● **Your task**
Check each line for the string "shrimp". Give only the count of lines that have it.

====== Records supplied ======

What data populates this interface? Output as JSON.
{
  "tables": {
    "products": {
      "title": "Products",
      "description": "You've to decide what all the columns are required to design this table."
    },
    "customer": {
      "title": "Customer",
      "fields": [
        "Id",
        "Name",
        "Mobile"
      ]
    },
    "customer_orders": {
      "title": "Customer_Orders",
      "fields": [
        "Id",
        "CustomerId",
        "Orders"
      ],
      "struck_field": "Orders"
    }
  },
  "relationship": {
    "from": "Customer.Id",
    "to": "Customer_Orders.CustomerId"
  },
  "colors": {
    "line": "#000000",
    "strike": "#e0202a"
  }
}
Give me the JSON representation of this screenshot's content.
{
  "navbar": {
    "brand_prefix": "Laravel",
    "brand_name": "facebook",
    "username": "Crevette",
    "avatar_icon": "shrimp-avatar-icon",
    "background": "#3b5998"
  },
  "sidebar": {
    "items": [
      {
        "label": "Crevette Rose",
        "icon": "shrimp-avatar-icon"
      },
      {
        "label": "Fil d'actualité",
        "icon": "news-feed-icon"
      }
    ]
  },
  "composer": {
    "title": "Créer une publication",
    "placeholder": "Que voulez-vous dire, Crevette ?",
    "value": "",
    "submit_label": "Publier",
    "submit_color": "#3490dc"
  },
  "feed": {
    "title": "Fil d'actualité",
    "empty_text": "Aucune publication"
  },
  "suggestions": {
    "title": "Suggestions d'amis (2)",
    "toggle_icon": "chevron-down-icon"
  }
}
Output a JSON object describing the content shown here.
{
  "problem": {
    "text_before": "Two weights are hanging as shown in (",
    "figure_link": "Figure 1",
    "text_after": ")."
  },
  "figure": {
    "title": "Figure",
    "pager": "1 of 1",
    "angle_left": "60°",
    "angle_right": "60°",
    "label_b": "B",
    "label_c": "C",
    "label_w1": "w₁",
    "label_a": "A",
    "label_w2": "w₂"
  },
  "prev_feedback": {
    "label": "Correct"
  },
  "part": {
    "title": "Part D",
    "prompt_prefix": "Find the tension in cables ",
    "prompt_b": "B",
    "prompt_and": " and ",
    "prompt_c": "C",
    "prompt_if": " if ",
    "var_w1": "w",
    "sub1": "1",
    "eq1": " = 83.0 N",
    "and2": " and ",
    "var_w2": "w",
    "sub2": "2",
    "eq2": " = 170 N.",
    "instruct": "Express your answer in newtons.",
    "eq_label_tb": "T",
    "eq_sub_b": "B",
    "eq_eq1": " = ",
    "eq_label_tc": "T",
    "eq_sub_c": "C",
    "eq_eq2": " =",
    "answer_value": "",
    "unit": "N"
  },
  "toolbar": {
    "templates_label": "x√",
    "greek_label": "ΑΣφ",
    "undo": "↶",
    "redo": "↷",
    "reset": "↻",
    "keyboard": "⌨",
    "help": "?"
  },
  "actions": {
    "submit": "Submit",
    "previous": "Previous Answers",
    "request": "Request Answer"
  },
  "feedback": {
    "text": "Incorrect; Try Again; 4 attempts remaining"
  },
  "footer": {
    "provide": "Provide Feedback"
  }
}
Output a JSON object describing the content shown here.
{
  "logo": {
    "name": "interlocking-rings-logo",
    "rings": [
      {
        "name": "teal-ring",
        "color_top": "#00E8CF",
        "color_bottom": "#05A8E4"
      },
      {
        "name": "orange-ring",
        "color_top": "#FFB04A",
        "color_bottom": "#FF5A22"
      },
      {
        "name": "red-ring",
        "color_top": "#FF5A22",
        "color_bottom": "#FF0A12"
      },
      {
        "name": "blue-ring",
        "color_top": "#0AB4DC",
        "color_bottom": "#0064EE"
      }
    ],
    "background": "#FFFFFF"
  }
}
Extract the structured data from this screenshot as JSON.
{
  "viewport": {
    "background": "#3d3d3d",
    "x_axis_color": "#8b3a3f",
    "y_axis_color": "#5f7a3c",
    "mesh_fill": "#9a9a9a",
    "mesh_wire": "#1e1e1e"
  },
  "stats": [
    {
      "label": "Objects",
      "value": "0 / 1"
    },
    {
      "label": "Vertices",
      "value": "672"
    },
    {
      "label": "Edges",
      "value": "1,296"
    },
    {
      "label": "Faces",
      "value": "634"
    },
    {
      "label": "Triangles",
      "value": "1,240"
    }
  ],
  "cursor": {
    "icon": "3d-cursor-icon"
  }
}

======

● **Written solution**
2